* WHAT IS ASKED *
Copy down every line where the string "panel" shows up.

* GIVEN DATA *
'''
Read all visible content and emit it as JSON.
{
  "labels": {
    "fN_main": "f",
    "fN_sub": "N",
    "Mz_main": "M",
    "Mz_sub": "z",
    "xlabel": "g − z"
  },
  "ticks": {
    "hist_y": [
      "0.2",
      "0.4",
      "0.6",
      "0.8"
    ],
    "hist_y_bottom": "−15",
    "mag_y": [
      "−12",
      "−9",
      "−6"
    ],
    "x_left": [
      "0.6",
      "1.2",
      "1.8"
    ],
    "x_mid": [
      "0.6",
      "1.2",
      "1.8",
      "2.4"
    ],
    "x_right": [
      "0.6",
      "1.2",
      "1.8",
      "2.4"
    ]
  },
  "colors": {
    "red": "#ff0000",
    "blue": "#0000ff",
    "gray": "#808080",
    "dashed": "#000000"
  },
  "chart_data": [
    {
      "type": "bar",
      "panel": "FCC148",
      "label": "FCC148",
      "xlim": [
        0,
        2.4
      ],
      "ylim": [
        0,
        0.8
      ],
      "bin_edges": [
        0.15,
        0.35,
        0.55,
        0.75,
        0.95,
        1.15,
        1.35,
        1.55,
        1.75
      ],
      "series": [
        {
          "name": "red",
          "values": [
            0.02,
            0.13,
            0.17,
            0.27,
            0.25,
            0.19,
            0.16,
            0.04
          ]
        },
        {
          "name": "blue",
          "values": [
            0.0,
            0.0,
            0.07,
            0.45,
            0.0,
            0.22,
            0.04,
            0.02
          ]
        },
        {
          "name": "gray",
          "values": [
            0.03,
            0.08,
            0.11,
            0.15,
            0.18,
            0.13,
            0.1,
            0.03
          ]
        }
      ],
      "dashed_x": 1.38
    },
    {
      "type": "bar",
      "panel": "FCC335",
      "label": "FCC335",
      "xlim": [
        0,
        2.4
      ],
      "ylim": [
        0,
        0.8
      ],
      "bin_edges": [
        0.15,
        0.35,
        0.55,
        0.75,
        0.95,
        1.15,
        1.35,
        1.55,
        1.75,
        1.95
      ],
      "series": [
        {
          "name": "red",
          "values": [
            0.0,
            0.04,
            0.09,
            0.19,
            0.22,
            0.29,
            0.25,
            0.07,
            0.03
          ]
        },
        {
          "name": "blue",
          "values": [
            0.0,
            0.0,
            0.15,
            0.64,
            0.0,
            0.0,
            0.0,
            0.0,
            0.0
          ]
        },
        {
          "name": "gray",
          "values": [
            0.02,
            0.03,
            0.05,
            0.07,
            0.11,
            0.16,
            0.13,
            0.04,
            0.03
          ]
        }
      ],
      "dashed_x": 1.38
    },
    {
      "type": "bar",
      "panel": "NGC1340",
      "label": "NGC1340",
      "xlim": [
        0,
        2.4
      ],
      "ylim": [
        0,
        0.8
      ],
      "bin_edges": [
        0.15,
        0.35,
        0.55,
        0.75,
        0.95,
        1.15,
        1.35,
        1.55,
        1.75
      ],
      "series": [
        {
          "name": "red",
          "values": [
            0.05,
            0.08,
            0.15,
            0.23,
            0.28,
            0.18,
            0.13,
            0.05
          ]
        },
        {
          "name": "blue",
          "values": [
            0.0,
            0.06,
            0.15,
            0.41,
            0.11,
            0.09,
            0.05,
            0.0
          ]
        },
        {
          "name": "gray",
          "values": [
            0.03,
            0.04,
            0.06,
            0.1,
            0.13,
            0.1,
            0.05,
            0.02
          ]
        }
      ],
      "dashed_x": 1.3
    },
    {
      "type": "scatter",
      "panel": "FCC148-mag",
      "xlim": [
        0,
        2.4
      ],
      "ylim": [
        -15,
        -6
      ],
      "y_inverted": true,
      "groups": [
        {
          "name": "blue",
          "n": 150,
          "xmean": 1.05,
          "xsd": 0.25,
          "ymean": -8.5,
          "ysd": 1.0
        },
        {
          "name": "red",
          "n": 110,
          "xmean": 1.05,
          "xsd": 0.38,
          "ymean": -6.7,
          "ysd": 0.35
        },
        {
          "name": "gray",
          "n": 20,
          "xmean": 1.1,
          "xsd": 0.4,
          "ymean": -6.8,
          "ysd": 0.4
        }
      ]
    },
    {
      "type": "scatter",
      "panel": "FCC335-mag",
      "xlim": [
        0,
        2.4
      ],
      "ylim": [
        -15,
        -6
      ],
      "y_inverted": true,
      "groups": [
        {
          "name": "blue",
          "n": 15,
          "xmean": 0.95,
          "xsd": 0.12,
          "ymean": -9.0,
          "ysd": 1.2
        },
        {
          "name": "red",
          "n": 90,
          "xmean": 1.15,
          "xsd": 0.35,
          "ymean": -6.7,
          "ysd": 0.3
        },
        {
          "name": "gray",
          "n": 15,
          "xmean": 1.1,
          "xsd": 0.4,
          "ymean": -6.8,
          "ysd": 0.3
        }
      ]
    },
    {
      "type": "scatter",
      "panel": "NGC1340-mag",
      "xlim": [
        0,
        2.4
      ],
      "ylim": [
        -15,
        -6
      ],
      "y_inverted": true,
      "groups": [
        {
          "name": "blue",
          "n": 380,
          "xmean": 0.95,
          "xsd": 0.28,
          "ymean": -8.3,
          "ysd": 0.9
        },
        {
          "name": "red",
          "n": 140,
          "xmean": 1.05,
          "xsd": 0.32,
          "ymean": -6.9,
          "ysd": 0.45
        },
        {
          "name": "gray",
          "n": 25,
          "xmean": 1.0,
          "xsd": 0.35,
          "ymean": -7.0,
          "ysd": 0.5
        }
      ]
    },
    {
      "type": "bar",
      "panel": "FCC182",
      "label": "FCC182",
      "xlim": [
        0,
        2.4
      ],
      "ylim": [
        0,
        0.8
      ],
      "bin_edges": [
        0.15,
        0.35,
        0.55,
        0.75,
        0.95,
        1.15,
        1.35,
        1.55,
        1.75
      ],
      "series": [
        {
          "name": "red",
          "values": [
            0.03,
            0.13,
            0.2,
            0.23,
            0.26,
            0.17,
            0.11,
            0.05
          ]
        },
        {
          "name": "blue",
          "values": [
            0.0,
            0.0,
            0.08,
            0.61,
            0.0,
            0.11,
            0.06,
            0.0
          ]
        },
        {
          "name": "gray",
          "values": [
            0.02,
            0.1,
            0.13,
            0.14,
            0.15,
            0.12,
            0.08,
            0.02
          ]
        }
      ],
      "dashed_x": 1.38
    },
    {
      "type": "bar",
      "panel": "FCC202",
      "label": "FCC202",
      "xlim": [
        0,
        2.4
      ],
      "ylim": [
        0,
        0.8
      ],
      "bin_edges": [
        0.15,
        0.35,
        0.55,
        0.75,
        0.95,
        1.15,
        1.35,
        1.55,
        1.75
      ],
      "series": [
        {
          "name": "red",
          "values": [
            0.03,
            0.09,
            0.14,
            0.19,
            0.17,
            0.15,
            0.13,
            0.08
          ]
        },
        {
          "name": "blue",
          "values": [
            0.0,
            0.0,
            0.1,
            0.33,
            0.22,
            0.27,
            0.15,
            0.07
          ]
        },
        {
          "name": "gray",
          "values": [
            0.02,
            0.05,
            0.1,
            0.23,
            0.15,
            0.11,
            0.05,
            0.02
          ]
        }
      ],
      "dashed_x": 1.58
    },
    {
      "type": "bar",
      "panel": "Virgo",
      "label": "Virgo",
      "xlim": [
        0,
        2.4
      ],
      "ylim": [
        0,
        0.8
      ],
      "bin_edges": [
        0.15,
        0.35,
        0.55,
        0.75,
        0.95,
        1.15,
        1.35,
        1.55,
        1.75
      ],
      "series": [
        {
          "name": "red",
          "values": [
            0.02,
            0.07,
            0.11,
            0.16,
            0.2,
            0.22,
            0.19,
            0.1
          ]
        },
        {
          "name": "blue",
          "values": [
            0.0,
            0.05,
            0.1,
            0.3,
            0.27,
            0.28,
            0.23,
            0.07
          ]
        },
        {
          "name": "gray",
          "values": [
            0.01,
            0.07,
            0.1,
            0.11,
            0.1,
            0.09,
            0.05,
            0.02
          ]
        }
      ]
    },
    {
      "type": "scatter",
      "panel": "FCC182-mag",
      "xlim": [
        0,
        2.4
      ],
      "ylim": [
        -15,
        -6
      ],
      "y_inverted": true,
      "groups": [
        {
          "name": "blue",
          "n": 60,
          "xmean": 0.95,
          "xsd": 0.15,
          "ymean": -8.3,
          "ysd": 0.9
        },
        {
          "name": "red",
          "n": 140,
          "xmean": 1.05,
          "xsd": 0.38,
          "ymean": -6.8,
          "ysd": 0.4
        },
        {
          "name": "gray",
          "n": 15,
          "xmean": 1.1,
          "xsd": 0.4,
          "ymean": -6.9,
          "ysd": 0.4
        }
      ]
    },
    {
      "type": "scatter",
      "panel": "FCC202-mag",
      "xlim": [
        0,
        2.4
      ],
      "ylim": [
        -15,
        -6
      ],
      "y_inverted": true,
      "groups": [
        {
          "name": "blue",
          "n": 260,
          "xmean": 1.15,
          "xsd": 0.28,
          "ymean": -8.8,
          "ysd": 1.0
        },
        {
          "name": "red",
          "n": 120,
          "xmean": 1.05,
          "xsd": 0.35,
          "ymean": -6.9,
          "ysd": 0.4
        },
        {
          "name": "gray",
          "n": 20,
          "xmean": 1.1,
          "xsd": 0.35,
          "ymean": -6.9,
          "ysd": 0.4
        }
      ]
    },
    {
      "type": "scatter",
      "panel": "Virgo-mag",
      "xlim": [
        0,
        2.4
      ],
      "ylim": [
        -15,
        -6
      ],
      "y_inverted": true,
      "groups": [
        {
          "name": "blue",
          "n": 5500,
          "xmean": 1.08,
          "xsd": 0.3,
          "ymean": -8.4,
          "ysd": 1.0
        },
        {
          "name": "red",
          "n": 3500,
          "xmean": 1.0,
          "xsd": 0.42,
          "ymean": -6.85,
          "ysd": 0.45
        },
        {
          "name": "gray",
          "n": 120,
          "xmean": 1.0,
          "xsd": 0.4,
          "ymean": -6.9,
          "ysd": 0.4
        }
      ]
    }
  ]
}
'''
* RESPONSE TO THIS EXERCISE *
      "panel": "FCC148",
      "panel": "FCC335",
      "panel": "NGC1340",
      "panel": "FCC148-mag",
      "panel": "FCC335-mag",
      "panel": "NGC1340-mag",
      "panel": "FCC182",
      "panel": "FCC202",
      "panel": "Virgo",
      "panel": "FCC182-mag",
      "panel": "FCC202-mag",
      "panel": "Virgo-mag",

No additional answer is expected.